__PROBLEM TO WORK ON__:
Return the records that follow, matching each one exactly.

__INPUT__:
——

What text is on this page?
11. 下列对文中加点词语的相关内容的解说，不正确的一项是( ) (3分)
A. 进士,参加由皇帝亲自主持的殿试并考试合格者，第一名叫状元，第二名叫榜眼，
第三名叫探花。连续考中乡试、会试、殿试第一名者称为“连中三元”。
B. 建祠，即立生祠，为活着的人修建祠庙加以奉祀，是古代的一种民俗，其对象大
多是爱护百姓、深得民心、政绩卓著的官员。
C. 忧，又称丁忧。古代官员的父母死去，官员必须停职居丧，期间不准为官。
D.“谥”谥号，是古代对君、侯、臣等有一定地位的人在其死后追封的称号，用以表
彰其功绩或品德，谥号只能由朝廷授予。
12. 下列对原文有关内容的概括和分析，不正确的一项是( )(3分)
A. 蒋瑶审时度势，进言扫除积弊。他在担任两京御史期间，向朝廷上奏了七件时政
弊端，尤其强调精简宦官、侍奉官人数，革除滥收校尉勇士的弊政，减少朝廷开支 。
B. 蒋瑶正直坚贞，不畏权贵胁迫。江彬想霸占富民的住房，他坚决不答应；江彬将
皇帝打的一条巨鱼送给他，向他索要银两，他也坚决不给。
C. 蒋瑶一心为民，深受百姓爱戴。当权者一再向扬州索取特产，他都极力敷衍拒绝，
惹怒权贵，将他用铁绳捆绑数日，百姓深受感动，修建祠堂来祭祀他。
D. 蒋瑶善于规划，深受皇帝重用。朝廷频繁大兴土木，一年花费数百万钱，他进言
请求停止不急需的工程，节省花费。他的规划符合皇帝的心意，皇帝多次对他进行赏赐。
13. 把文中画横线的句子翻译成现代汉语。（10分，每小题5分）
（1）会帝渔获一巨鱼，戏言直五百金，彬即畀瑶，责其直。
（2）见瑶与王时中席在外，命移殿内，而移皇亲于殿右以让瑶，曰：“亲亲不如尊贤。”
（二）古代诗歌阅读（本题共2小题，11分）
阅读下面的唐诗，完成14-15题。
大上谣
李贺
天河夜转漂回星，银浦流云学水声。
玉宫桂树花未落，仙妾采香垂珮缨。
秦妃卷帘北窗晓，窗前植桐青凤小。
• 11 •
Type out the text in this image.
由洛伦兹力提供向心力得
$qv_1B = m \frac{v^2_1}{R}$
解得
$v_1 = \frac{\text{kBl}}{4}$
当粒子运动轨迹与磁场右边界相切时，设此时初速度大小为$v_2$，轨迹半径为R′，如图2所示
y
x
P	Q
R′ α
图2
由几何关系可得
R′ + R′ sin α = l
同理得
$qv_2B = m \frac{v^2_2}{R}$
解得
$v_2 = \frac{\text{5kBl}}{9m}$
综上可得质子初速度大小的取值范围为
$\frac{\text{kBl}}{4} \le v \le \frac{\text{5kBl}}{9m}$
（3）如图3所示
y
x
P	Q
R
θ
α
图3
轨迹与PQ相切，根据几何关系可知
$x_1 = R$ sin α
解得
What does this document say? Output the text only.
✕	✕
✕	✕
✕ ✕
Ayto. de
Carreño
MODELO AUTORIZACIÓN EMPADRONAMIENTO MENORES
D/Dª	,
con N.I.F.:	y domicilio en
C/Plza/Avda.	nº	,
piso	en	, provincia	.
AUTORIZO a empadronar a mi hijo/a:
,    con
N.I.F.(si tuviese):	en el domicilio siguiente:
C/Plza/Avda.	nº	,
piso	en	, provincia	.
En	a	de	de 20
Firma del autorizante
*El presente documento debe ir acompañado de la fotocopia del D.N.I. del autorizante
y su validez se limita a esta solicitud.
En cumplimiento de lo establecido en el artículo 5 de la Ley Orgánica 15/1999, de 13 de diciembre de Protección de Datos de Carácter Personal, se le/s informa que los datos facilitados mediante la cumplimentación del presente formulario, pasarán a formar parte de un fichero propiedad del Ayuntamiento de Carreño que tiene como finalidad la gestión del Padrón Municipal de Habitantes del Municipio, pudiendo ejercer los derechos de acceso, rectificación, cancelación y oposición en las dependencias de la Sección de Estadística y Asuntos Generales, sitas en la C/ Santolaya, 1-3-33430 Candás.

——

__RESPONSE TO THE EXERCISE__:
What text is on this page?
11. 下列对文中加点词语的相关内容的解说，不正确的一项是( ) (3分)
A. 进士,参加由皇帝亲自主持的殿试并考试合格者，第一名叫状元，第二名叫榜眼，
第三名叫探花。连续考中乡试、会试、殿试第一名者称为“连中三元”。
B. 建祠，即立生祠，为活着的人修建祠庙加以奉祀，是古代的一种民俗，其对象大
多是爱护百姓、深得民心、政绩卓著的官员。
C. 忧，又称丁忧。古代官员的父母死去，官员必须停职居丧，期间不准为官。
D.“谥”谥号，是古代对君、侯、臣等有一定地位的人在其死后追封的称号，用以表
彰其功绩或品德，谥号只能由朝廷授予。
12. 下列对原文有关内容的概括和分析，不正确的一项是( )(3分)
A. 蒋瑶审时度势，进言扫除积弊。他在担任两京御史期间，向朝廷上奏了七件时政
弊端，尤其强调精简宦官、侍奉官人数，革除滥收校尉勇士的弊政，减少朝廷开支 。
B. 蒋瑶正直坚贞，不畏权贵胁迫。江彬想霸占富民的住房，他坚决不答应；江彬将
皇帝打的一条巨鱼送给他，向他索要银两，他也坚决不给。
C. 蒋瑶一心为民，深受百姓爱戴。当权者一再向扬州索取特产，他都极力敷衍拒绝，
惹怒权贵，将他用铁绳捆绑数日，百姓深受感动，修建祠堂来祭祀他。
D. 蒋瑶善于规划，深受皇帝重用。朝廷频繁大兴土木，一年花费数百万钱，他进言
请求停止不急需的工程，节省花费。他的规划符合皇帝的心意，皇帝多次对他进行赏赐。
13. 把文中画横线的句子翻译成现代汉语。（10分，每小题5分）
（1）会帝渔获一巨鱼，戏言直五百金，彬即畀瑶，责其直。
（2）见瑶与王时中席在外，命移殿内，而移皇亲于殿右以让瑶，曰：“亲亲不如尊贤。”
（二）古代诗歌阅读（本题共2小题，11分）
阅读下面的唐诗，完成14-15题。
大上谣
李贺
天河夜转漂回星，银浦流云学水声。
玉宫桂树花未落，仙妾采香垂珮缨。
秦妃卷帘北窗晓，窗前植桐青凤小。
• 11 •
Type out the text in this image.
由洛伦兹力提供向心力得
$qv_1B = m \frac{v^2_1}{R}$
解得
$v_1 = \frac{\text{kBl}}{4}$
当粒子运动轨迹与磁场右边界相切时，设此时初速度大小为$v_2$，轨迹半径为R′，如图2所示
y
x
P	Q
R′ α
图2
由几何关系可得
R′ + R′ sin α = l
同理得
$qv_2B = m \frac{v^2_2}{R}$
解得
$v_2 = \frac{\text{5kBl}}{9m}$
综上可得质子初速度大小的取值范围为
$\frac{\text{kBl}}{4} \le v \le \frac{\text{5kBl}}{9m}$
（3）如图3所示
y
x
P	Q
R
θ
α
图3
轨迹与PQ相切，根据几何关系可知
$x_1 = R$ sin α
解得
What does this document say? Output the text only.
✕	✕
✕	✕
✕ ✕
Ayto. de
Carreño
MODELO AUTORIZACIÓN EMPADRONAMIENTO MENORES
D/Dª	,
con N.I.F.:	y domicilio en
C/Plza/Avda.	nº	,
piso	en	, provincia	.
AUTORIZO a empadronar a mi hijo/a:
,    con
N.I.F.(si tuviese):	en el domicilio siguiente:
C/Plza/Avda.	nº	,
piso	en	, provincia	.
En	a	de	de 20
Firma del autorizante
*El presente documento debe ir acompañado de la fotocopia del D.N.I. del autorizante
y su validez se limita a esta solicitud.
En cumplimiento de lo establecido en el artículo 5 de la Ley Orgánica 15/1999, de 13 de diciembre de Protección de Datos de Carácter Personal, se le/s informa que los datos facilitados mediante la cumplimentación del presente formulario, pasarán a formar parte de un fichero propiedad del Ayuntamiento de Carreño que tiene como finalidad la gestión del Padrón Municipal de Habitantes del Municipio, pudiendo ejercer los derechos de acceso, rectificación, cancelación y oposición en las dependencias de la Sección de Estadística y Asuntos Generales, sitas en la C/ Santolaya, 1-3-33430 Candás.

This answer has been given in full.